**** EXERCISE DATA

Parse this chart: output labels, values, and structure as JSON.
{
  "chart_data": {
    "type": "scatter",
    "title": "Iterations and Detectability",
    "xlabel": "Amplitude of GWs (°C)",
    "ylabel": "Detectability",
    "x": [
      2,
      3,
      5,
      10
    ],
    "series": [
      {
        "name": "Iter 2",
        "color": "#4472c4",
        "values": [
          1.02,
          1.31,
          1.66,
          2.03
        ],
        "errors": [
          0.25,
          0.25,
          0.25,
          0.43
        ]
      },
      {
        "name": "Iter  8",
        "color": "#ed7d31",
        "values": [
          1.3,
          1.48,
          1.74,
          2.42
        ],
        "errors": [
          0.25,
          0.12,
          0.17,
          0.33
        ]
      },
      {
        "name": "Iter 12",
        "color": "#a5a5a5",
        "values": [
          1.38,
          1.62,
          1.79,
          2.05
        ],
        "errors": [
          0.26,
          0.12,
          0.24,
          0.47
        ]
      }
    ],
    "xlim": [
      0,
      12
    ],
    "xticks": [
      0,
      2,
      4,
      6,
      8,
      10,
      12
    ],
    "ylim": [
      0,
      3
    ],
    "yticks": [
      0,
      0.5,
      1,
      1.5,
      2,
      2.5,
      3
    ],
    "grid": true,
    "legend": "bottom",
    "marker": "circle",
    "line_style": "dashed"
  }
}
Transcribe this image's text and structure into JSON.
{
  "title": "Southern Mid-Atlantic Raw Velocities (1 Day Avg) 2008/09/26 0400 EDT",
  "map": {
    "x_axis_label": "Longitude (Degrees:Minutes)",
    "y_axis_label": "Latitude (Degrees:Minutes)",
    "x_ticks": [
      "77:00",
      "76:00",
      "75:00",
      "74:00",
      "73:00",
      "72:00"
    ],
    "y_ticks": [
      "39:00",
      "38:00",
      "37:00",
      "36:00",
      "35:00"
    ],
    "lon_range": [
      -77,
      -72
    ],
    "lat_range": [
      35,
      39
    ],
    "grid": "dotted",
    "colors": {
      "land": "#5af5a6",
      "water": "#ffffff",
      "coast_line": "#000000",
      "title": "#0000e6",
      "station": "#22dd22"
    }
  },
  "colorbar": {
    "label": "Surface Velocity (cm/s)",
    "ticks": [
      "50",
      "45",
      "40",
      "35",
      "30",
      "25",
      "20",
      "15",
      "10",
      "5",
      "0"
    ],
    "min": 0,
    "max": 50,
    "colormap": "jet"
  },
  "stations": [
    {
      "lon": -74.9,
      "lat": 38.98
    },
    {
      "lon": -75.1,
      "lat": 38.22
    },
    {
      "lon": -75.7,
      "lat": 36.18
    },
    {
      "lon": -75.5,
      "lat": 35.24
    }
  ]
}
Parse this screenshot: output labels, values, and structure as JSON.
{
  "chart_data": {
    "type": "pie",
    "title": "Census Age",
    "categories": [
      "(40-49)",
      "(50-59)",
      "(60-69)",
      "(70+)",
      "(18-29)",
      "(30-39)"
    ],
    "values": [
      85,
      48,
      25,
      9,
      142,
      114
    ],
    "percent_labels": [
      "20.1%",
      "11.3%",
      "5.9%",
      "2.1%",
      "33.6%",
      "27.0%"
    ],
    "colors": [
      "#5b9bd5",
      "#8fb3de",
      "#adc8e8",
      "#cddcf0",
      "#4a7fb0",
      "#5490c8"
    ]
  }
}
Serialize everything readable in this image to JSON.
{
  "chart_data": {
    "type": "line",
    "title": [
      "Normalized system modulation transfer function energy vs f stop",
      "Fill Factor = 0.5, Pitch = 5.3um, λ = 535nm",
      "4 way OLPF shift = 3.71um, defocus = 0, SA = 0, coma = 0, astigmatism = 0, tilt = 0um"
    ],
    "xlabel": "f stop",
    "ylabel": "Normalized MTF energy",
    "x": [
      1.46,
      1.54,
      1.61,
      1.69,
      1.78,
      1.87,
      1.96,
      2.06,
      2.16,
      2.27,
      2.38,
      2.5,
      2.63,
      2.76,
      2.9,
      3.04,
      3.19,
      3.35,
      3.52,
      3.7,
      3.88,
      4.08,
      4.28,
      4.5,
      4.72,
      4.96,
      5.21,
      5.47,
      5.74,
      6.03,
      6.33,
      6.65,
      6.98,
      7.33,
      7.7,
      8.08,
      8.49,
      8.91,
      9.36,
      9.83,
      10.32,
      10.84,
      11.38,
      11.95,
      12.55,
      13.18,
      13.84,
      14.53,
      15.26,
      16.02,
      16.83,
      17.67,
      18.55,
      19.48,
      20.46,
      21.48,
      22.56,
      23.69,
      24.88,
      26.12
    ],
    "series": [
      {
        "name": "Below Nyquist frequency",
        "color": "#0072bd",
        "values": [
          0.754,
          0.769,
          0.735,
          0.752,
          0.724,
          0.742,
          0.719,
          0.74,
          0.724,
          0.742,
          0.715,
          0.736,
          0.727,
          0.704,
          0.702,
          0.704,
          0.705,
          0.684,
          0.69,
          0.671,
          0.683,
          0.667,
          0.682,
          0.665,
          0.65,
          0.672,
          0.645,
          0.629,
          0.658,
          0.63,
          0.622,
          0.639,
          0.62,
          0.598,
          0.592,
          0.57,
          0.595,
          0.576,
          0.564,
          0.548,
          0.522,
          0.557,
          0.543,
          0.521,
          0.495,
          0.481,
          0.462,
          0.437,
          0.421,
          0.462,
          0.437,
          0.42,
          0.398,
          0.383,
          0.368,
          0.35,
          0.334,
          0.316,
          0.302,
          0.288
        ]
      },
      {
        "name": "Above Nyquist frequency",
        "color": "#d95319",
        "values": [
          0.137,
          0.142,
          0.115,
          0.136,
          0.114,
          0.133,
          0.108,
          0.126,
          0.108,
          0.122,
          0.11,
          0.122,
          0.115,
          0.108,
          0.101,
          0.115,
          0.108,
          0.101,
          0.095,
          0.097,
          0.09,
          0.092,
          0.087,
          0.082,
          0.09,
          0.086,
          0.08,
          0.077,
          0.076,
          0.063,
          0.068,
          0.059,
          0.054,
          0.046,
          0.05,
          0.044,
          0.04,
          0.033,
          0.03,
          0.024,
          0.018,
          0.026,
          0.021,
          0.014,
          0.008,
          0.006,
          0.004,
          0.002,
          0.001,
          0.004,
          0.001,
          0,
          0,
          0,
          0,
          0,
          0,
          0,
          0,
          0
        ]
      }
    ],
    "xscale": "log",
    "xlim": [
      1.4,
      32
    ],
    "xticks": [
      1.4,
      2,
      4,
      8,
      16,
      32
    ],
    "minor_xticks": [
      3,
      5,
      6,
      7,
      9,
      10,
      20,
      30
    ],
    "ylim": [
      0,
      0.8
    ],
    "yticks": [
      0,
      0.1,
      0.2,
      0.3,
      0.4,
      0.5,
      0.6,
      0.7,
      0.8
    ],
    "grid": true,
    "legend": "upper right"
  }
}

********

## TO DO
Work through the data and report how many of its lines hold the word "Parse", giving only the figure.

## RESPONSE FOR THIS EXERCISE
2